WHAT YOU NEED TO DO » Copy out the rows below word for word, omitting the pictures.

Item position entries:
## Begin

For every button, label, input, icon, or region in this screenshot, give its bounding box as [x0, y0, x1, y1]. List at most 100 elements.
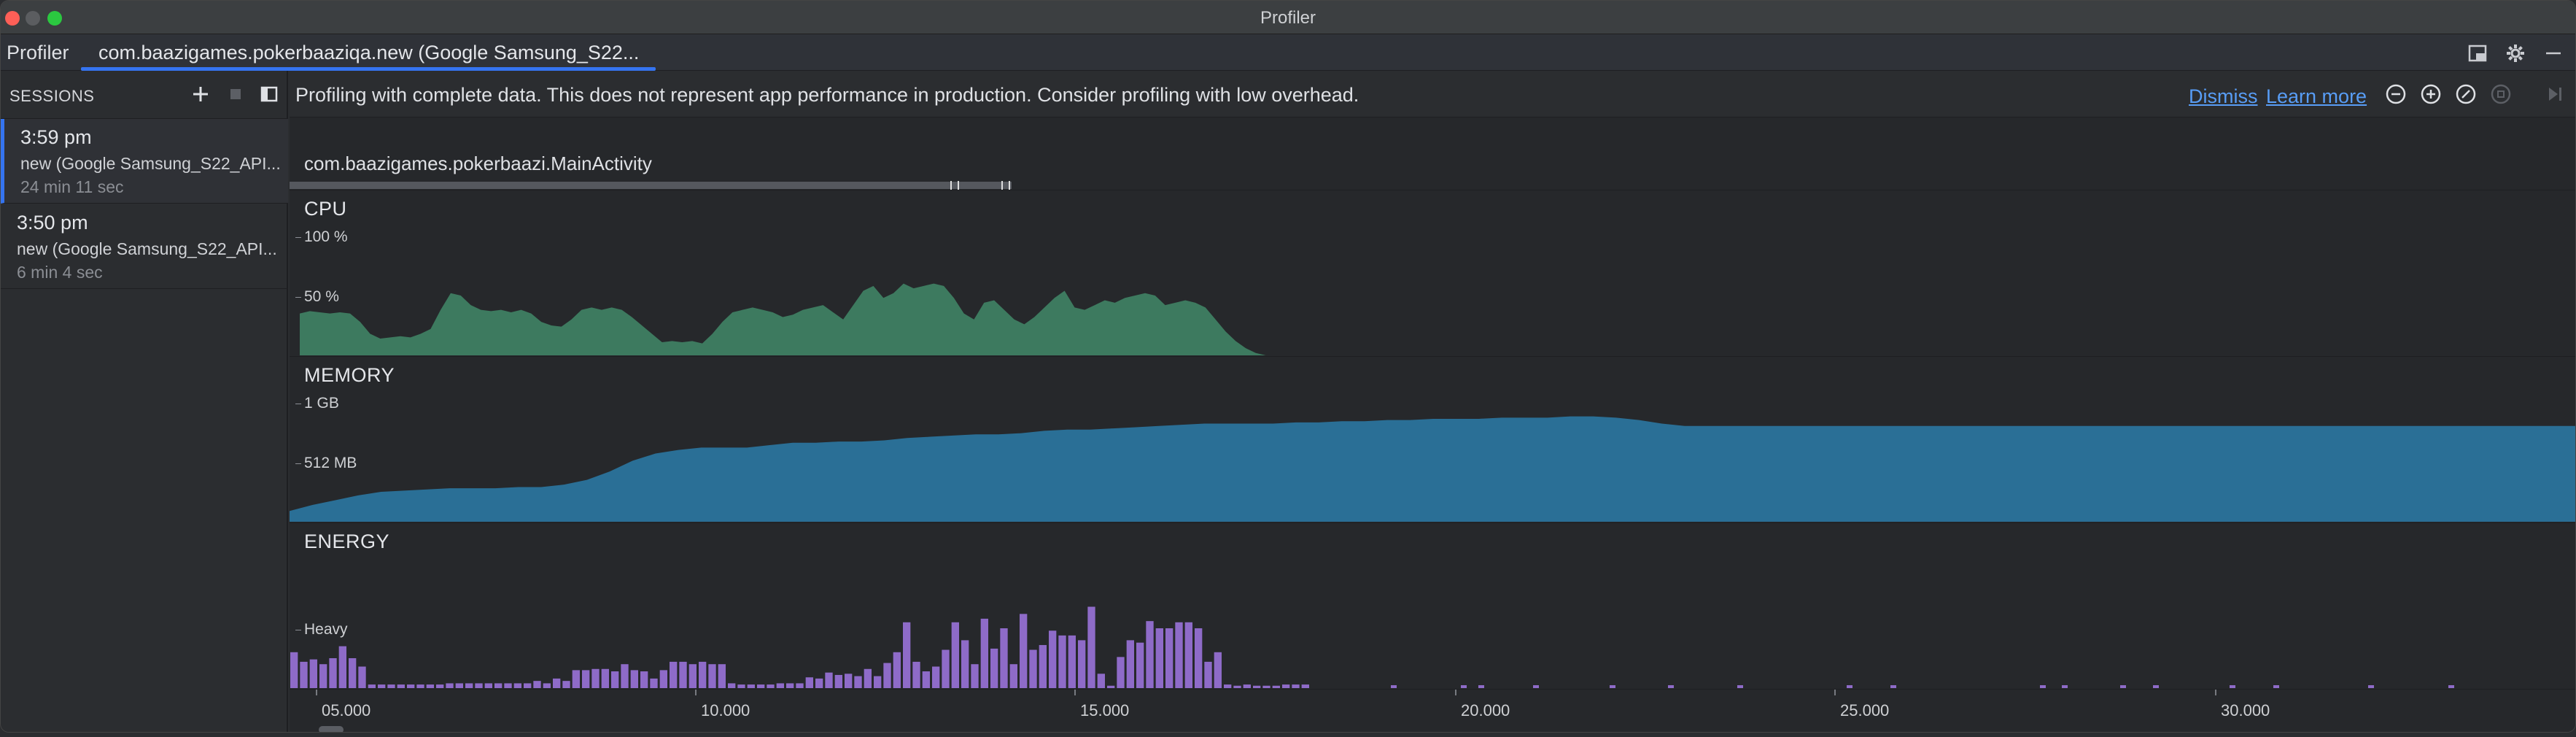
time-label: 30.000: [2221, 701, 2270, 719]
energy-bar: [1847, 685, 1853, 688]
time-tick: [1074, 690, 1076, 695]
title-bar: Profiler: [1, 1, 2575, 34]
cpu-tick-50: 50 %: [295, 288, 339, 305]
memory-lane[interactable]: MEMORY 1 GB 512 MB: [290, 357, 2575, 523]
time-tick: [316, 690, 317, 695]
energy-bar: [2368, 685, 2374, 688]
energy-bar: [1049, 630, 1057, 688]
reset-zoom-icon[interactable]: [2454, 82, 2478, 106]
energy-bar: [319, 664, 327, 688]
time-axis[interactable]: 05.000 10.000 15.000 20.000 25.000 30.00…: [290, 690, 2575, 732]
energy-bar: [1610, 685, 1615, 688]
energy-bar: [1136, 642, 1144, 688]
session-time: 3:50 pm: [17, 212, 88, 234]
energy-bar: [1737, 685, 1743, 688]
energy-bar: [621, 664, 629, 688]
energy-bar: [338, 646, 346, 688]
energy-bar: [582, 670, 590, 688]
go-to-live-icon[interactable]: [2543, 82, 2567, 106]
tab-active-session[interactable]: com.baazigames.pokerbaaziqa.new (Google …: [81, 34, 656, 71]
minimize-panel-icon[interactable]: [2543, 43, 2564, 63]
energy-bar: [1146, 621, 1154, 688]
zoom-to-selection-icon[interactable]: [2489, 82, 2513, 106]
energy-bar: [475, 683, 483, 688]
cpu-tick-100: 100 %: [295, 228, 348, 245]
energy-bar: [737, 684, 745, 688]
energy-bar: [767, 684, 775, 688]
zoom-in-icon[interactable]: [2419, 82, 2443, 106]
energy-bar: [1068, 635, 1076, 688]
energy-bar: [883, 663, 891, 688]
energy-bar: [426, 684, 434, 688]
energy-bar: [1058, 635, 1066, 688]
session-time: 3:59 pm: [20, 126, 92, 148]
time-tick: [1455, 690, 1456, 695]
energy-bar: [562, 681, 570, 688]
time-label: 20.000: [1461, 701, 1510, 719]
gear-icon[interactable]: [2505, 43, 2526, 63]
activity-track[interactable]: [290, 181, 1012, 190]
energy-usage-chart: [290, 606, 2454, 688]
session-item[interactable]: 3:59 pm new (Google Samsung_S22_API... 2…: [1, 119, 288, 204]
energy-lane[interactable]: ENERGY Heavy: [290, 523, 2575, 690]
energy-bar: [290, 652, 298, 688]
cpu-title: CPU: [304, 198, 347, 220]
energy-bar: [834, 674, 842, 688]
energy-bar: [1391, 685, 1397, 688]
time-tick: [1834, 690, 1836, 695]
energy-bar: [630, 670, 638, 688]
energy-bar: [1224, 684, 1232, 688]
energy-bar: [1243, 684, 1251, 688]
energy-bar: [1039, 644, 1047, 688]
energy-bar: [912, 661, 920, 688]
energy-bar: [1533, 685, 1539, 688]
energy-bar: [640, 671, 648, 688]
layout-icon[interactable]: [2467, 43, 2488, 63]
energy-bar: [805, 677, 813, 688]
energy-bar: [1272, 685, 1280, 688]
energy-bar: [1126, 640, 1134, 688]
horizontal-scrollbar[interactable]: [319, 726, 344, 732]
time-label: 10.000: [701, 701, 750, 719]
time-tick: [695, 690, 697, 695]
sessions-title: SESSIONS: [9, 87, 95, 105]
banner-message: Profiling with complete data. This does …: [295, 84, 1359, 106]
energy-bar: [358, 666, 366, 688]
energy-bar: [776, 683, 784, 688]
energy-bar: [1890, 685, 1896, 688]
energy-bar: [679, 661, 687, 688]
cpu-usage-chart: [300, 283, 1296, 355]
stop-session-icon[interactable]: [224, 82, 247, 106]
energy-bar: [543, 683, 551, 688]
time-tick: [2215, 690, 2216, 695]
add-session-icon[interactable]: [189, 82, 212, 106]
energy-bar: [874, 676, 882, 688]
memory-usage-chart: [290, 416, 2575, 522]
energy-bar: [329, 658, 337, 688]
energy-bar: [670, 661, 678, 688]
energy-bar: [961, 640, 969, 688]
zoom-out-icon[interactable]: [2384, 82, 2408, 106]
energy-bar: [2448, 685, 2454, 688]
energy-bar: [650, 678, 658, 688]
energy-bar: [728, 683, 736, 688]
session-item[interactable]: 3:50 pm new (Google Samsung_S22_API... 6…: [1, 204, 288, 289]
collapse-panel-icon[interactable]: [257, 82, 281, 106]
profiler-window: Profiler Profiler com.baazigames.pokerba…: [0, 0, 2576, 733]
energy-bar: [757, 684, 765, 688]
energy-bar: [572, 670, 580, 688]
energy-bar: [815, 678, 823, 688]
time-label: 25.000: [1840, 701, 1890, 719]
learn-more-link[interactable]: Learn more: [2266, 85, 2367, 108]
dismiss-link[interactable]: Dismiss: [2189, 85, 2258, 108]
energy-bar: [446, 683, 454, 688]
energy-bar: [1029, 649, 1037, 688]
energy-bar: [436, 684, 444, 688]
energy-bar: [747, 684, 755, 688]
tool-window-label[interactable]: Profiler: [7, 42, 69, 64]
energy-bar: [300, 661, 308, 688]
energy-bar: [601, 668, 609, 688]
cpu-lane[interactable]: CPU 100 % 50 %: [290, 190, 2575, 357]
energy-bar: [611, 671, 619, 688]
energy-bar: [465, 683, 473, 688]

## End

WRITTEN REPLY »
For every button, label, input, icon, or region in this screenshot, give its bounding box as [x0, y0, x1, y1]. List at most 100 elements.
time-label: 30.000: [2221, 701, 2270, 719]
energy-bar: [1847, 685, 1853, 688]
time-tick: [1074, 690, 1076, 695]
title-bar: Profiler: [1, 1, 2575, 34]
cpu-tick-50: 50 %: [295, 288, 339, 305]
memory-lane[interactable]: MEMORY 1 GB 512 MB: [290, 357, 2575, 523]
time-tick: [316, 690, 317, 695]
energy-bar: [2368, 685, 2374, 688]
energy-bar: [1049, 630, 1057, 688]
reset-zoom-icon[interactable]: [2454, 82, 2478, 106]
energy-bar: [319, 664, 327, 688]
time-axis[interactable]: 05.000 10.000 15.000 20.000 25.000 30.00…: [290, 690, 2575, 732]
energy-bar: [1610, 685, 1615, 688]
energy-bar: [1136, 642, 1144, 688]
session-time: 3:50 pm: [17, 212, 88, 234]
energy-bar: [1737, 685, 1743, 688]
energy-bar: [621, 664, 629, 688]
energy-bar: [338, 646, 346, 688]
energy-bar: [582, 670, 590, 688]
go-to-live-icon[interactable]: [2543, 82, 2567, 106]
tab-active-session[interactable]: com.baazigames.pokerbaaziqa.new (Google …: [81, 34, 656, 71]
minimize-panel-icon[interactable]: [2543, 43, 2564, 63]
energy-bar: [1146, 621, 1154, 688]
zoom-to-selection-icon[interactable]: [2489, 82, 2513, 106]
energy-bar: [475, 683, 483, 688]
cpu-tick-100: 100 %: [295, 228, 348, 245]
energy-bar: [737, 684, 745, 688]
energy-bar: [767, 684, 775, 688]
zoom-in-icon[interactable]: [2419, 82, 2443, 106]
energy-bar: [1068, 635, 1076, 688]
energy-bar: [883, 663, 891, 688]
energy-bar: [426, 684, 434, 688]
energy-bar: [1058, 635, 1066, 688]
session-time: 3:59 pm: [20, 126, 92, 148]
time-tick: [1455, 690, 1456, 695]
energy-bar: [562, 681, 570, 688]
time-label: 20.000: [1461, 701, 1510, 719]
gear-icon[interactable]: [2505, 43, 2526, 63]
activity-track[interactable]: [290, 181, 1012, 190]
energy-usage-chart: [290, 606, 2454, 688]
session-item[interactable]: 3:59 pm new (Google Samsung_S22_API... 2…: [1, 119, 288, 204]
energy-lane[interactable]: ENERGY Heavy: [290, 523, 2575, 690]
energy-bar: [290, 652, 298, 688]
cpu-title: CPU: [304, 198, 347, 220]
energy-bar: [834, 674, 842, 688]
energy-bar: [1391, 685, 1397, 688]
time-tick: [1834, 690, 1836, 695]
energy-bar: [630, 670, 638, 688]
energy-bar: [1224, 684, 1232, 688]
energy-bar: [1243, 684, 1251, 688]
energy-bar: [1039, 644, 1047, 688]
energy-bar: [912, 661, 920, 688]
energy-bar: [1533, 685, 1539, 688]
energy-bar: [640, 671, 648, 688]
layout-icon[interactable]: [2467, 43, 2488, 63]
energy-bar: [805, 677, 813, 688]
energy-bar: [1272, 685, 1280, 688]
energy-bar: [1126, 640, 1134, 688]
horizontal-scrollbar[interactable]: [319, 726, 344, 732]
time-label: 10.000: [701, 701, 750, 719]
time-tick: [695, 690, 697, 695]
sessions-title: SESSIONS: [9, 87, 95, 105]
banner-message: Profiling with complete data. This does …: [295, 84, 1359, 106]
energy-bar: [358, 666, 366, 688]
energy-bar: [776, 683, 784, 688]
energy-bar: [1890, 685, 1896, 688]
energy-bar: [679, 661, 687, 688]
cpu-usage-chart: [300, 283, 1296, 355]
stop-session-icon[interactable]: [224, 82, 247, 106]
energy-bar: [543, 683, 551, 688]
time-tick: [2215, 690, 2216, 695]
add-session-icon[interactable]: [189, 82, 212, 106]
energy-bar: [874, 676, 882, 688]
memory-usage-chart: [290, 416, 2575, 522]
energy-bar: [329, 658, 337, 688]
energy-bar: [670, 661, 678, 688]
energy-bar: [961, 640, 969, 688]
zoom-out-icon[interactable]: [2384, 82, 2408, 106]
energy-bar: [2448, 685, 2454, 688]
energy-bar: [650, 678, 658, 688]
energy-bar: [728, 683, 736, 688]
session-item[interactable]: 3:50 pm new (Google Samsung_S22_API... 6…: [1, 204, 288, 289]
collapse-panel-icon[interactable]: [257, 82, 281, 106]
profiler-window: Profiler Profiler com.baazigames.pokerba…: [0, 0, 2576, 733]
energy-bar: [757, 684, 765, 688]
energy-bar: [572, 670, 580, 688]
energy-bar: [815, 678, 823, 688]
time-label: 25.000: [1840, 701, 1890, 719]
learn-more-link[interactable]: Learn more: [2266, 85, 2367, 108]
dismiss-link[interactable]: Dismiss: [2189, 85, 2258, 108]
energy-bar: [446, 683, 454, 688]
energy-bar: [1029, 649, 1037, 688]
energy-bar: [436, 684, 444, 688]
energy-bar: [747, 684, 755, 688]
tool-window-label[interactable]: Profiler: [7, 42, 69, 64]
energy-bar: [300, 661, 308, 688]
energy-bar: [601, 668, 609, 688]
cpu-lane[interactable]: CPU 100 % 50 %: [290, 190, 2575, 357]
energy-bar: [611, 671, 619, 688]
energy-bar: [465, 683, 473, 688]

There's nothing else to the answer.